Please output every line of the records below verbatim, with no changes.

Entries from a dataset
-=-=-

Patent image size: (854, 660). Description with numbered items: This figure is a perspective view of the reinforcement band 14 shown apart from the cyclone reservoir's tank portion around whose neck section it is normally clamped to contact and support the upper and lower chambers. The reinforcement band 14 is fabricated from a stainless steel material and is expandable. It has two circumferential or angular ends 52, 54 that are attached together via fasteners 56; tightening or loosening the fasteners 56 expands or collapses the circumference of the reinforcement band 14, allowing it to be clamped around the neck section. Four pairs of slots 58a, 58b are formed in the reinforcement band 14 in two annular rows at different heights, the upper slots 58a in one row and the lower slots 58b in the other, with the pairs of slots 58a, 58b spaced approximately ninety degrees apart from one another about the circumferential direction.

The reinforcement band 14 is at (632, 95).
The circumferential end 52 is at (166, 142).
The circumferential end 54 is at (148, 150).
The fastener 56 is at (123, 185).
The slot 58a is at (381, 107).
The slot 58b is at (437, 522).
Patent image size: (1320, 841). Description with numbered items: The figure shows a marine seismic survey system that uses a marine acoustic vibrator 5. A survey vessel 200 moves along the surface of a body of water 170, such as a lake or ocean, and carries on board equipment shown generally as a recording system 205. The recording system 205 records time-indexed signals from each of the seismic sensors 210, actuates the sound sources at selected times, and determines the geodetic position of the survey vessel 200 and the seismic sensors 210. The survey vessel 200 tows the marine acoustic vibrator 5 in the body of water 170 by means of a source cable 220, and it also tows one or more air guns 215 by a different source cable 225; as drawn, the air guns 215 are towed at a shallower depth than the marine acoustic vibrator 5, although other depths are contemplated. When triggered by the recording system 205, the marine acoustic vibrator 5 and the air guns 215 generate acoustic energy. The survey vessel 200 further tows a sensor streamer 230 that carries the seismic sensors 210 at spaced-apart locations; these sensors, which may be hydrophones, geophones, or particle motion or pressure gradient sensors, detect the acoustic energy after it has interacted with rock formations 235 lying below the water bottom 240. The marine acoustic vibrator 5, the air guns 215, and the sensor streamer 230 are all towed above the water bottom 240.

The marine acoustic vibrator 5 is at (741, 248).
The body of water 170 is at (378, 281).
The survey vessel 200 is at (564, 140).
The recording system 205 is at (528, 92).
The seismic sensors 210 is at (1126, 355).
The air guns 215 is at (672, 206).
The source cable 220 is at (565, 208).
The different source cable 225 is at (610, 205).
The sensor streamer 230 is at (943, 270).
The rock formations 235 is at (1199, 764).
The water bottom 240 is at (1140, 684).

-=-=-

§ Reply to the task:
Patent image size: (854, 660). Description with numbered items: This figure is a perspective view of the reinforcement band 14 shown apart from the cyclone reservoir's tank portion around whose neck section it is normally clamped to contact and support the upper and lower chambers. The reinforcement band 14 is fabricated from a stainless steel material and is expandable. It has two circumferential or angular ends 52, 54 that are attached together via fasteners 56; tightening or loosening the fasteners 56 expands or collapses the circumference of the reinforcement band 14, allowing it to be clamped around the neck section. Four pairs of slots 58a, 58b are formed in the reinforcement band 14 in two annular rows at different heights, the upper slots 58a in one row and the lower slots 58b in the other, with the pairs of slots 58a, 58b spaced approximately ninety degrees apart from one another about the circumferential direction.

The reinforcement band 14 is at (632, 95).
The circumferential end 52 is at (166, 142).
The circumferential end 54 is at (148, 150).
The fastener 56 is at (123, 185).
The slot 58a is at (381, 107).
The slot 58b is at (437, 522).
Patent image size: (1320, 841). Description with numbered items: The figure shows a marine seismic survey system that uses a marine acoustic vibrator 5. A survey vessel 200 moves along the surface of a body of water 170, such as a lake or ocean, and carries on board equipment shown generally as a recording system 205. The recording system 205 records time-indexed signals from each of the seismic sensors 210, actuates the sound sources at selected times, and determines the geodetic position of the survey vessel 200 and the seismic sensors 210. The survey vessel 200 tows the marine acoustic vibrator 5 in the body of water 170 by means of a source cable 220, and it also tows one or more air guns 215 by a different source cable 225; as drawn, the air guns 215 are towed at a shallower depth than the marine acoustic vibrator 5, although other depths are contemplated. When triggered by the recording system 205, the marine acoustic vibrator 5 and the air guns 215 generate acoustic energy. The survey vessel 200 further tows a sensor streamer 230 that carries the seismic sensors 210 at spaced-apart locations; these sensors, which may be hydrophones, geophones, or particle motion or pressure gradient sensors, detect the acoustic energy after it has interacted with rock formations 235 lying below the water bottom 240. The marine acoustic vibrator 5, the air guns 215, and the sensor streamer 230 are all towed above the water bottom 240.

The marine acoustic vibrator 5 is at (741, 248).
The body of water 170 is at (378, 281).
The survey vessel 200 is at (564, 140).
The recording system 205 is at (528, 92).
The seismic sensors 210 is at (1126, 355).
The air guns 215 is at (672, 206).
The source cable 220 is at (565, 208).
The different source cable 225 is at (610, 205).
The sensor streamer 230 is at (943, 270).
The rock formations 235 is at (1199, 764).
The water bottom 240 is at (1140, 684).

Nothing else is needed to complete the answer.